───── Provided data ─────
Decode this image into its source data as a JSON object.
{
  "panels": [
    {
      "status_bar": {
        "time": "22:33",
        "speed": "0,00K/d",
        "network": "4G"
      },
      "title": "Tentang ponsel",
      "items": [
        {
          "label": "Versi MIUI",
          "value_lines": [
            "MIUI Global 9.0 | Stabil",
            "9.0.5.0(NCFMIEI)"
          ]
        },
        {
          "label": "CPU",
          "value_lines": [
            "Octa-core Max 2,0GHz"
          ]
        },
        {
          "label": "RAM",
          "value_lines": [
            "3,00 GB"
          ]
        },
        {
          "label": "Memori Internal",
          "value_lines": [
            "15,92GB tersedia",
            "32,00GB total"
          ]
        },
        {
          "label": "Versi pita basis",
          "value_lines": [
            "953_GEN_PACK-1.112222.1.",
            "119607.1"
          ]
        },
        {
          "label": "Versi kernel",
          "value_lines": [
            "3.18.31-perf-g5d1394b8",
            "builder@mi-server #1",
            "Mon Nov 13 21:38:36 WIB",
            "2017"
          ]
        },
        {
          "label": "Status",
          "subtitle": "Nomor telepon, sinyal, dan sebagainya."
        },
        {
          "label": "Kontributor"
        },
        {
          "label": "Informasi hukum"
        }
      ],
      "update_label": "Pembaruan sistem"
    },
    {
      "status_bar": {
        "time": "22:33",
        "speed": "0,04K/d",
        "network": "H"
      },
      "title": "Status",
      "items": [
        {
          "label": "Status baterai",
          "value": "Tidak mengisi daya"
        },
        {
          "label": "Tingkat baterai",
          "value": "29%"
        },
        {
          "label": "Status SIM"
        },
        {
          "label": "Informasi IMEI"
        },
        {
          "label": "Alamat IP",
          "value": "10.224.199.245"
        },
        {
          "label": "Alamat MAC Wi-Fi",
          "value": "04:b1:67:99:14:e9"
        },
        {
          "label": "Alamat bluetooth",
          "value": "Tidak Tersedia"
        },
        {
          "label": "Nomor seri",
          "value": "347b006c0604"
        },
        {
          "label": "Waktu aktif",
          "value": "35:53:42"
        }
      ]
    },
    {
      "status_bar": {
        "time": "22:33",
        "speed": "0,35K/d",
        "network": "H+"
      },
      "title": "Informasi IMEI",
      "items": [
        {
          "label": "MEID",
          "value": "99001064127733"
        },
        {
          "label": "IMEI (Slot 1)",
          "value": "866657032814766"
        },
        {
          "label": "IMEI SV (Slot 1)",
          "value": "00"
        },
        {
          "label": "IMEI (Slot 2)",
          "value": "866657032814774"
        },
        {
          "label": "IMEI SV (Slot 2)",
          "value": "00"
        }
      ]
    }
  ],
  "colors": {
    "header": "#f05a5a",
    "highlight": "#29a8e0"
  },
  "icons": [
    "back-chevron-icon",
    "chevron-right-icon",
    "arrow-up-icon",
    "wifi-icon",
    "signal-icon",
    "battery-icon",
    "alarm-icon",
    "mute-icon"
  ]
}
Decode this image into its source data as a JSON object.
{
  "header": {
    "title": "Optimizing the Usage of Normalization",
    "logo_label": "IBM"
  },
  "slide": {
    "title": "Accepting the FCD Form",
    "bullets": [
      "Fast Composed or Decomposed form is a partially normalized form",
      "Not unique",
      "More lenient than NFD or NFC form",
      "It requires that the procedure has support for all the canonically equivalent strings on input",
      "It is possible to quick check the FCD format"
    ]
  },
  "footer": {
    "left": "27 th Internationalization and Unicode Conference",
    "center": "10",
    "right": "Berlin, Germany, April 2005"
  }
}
─────
* Task to complete *
Write out the entries in full, exactly as given.

* Exercise response *
Decode this image into its source data as a JSON object.
{
  "panels": [
    {
      "status_bar": {
        "time": "22:33",
        "speed": "0,00K/d",
        "network": "4G"
      },
      "title": "Tentang ponsel",
      "items": [
        {
          "label": "Versi MIUI",
          "value_lines": [
            "MIUI Global 9.0 | Stabil",
            "9.0.5.0(NCFMIEI)"
          ]
        },
        {
          "label": "CPU",
          "value_lines": [
            "Octa-core Max 2,0GHz"
          ]
        },
        {
          "label": "RAM",
          "value_lines": [
            "3,00 GB"
          ]
        },
        {
          "label": "Memori Internal",
          "value_lines": [
            "15,92GB tersedia",
            "32,00GB total"
          ]
        },
        {
          "label": "Versi pita basis",
          "value_lines": [
            "953_GEN_PACK-1.112222.1.",
            "119607.1"
          ]
        },
        {
          "label": "Versi kernel",
          "value_lines": [
            "3.18.31-perf-g5d1394b8",
            "builder@mi-server #1",
            "Mon Nov 13 21:38:36 WIB",
            "2017"
          ]
        },
        {
          "label": "Status",
          "subtitle": "Nomor telepon, sinyal, dan sebagainya."
        },
        {
          "label": "Kontributor"
        },
        {
          "label": "Informasi hukum"
        }
      ],
      "update_label": "Pembaruan sistem"
    },
    {
      "status_bar": {
        "time": "22:33",
        "speed": "0,04K/d",
        "network": "H"
      },
      "title": "Status",
      "items": [
        {
          "label": "Status baterai",
          "value": "Tidak mengisi daya"
        },
        {
          "label": "Tingkat baterai",
          "value": "29%"
        },
        {
          "label": "Status SIM"
        },
        {
          "label": "Informasi IMEI"
        },
        {
          "label": "Alamat IP",
          "value": "10.224.199.245"
        },
        {
          "label": "Alamat MAC Wi-Fi",
          "value": "04:b1:67:99:14:e9"
        },
        {
          "label": "Alamat bluetooth",
          "value": "Tidak Tersedia"
        },
        {
          "label": "Nomor seri",
          "value": "347b006c0604"
        },
        {
          "label": "Waktu aktif",
          "value": "35:53:42"
        }
      ]
    },
    {
      "status_bar": {
        "time": "22:33",
        "speed": "0,35K/d",
        "network": "H+"
      },
      "title": "Informasi IMEI",
      "items": [
        {
          "label": "MEID",
          "value": "99001064127733"
        },
        {
          "label": "IMEI (Slot 1)",
          "value": "866657032814766"
        },
        {
          "label": "IMEI SV (Slot 1)",
          "value": "00"
        },
        {
          "label": "IMEI (Slot 2)",
          "value": "866657032814774"
        },
        {
          "label": "IMEI SV (Slot 2)",
          "value": "00"
        }
      ]
    }
  ],
  "colors": {
    "header": "#f05a5a",
    "highlight": "#29a8e0"
  },
  "icons": [
    "back-chevron-icon",
    "chevron-right-icon",
    "arrow-up-icon",
    "wifi-icon",
    "signal-icon",
    "battery-icon",
    "alarm-icon",
    "mute-icon"
  ]
}
Decode this image into its source data as a JSON object.
{
  "header": {
    "title": "Optimizing the Usage of Normalization",
    "logo_label": "IBM"
  },
  "slide": {
    "title": "Accepting the FCD Form",
    "bullets": [
      "Fast Composed or Decomposed form is a partially normalized form",
      "Not unique",
      "More lenient than NFD or NFC form",
      "It requires that the procedure has support for all the canonically equivalent strings on input",
      "It is possible to quick check the FCD format"
    ]
  },
  "footer": {
    "left": "27 th Internationalization and Unicode Conference",
    "center": "10",
    "right": "Berlin, Germany, April 2005"
  }
}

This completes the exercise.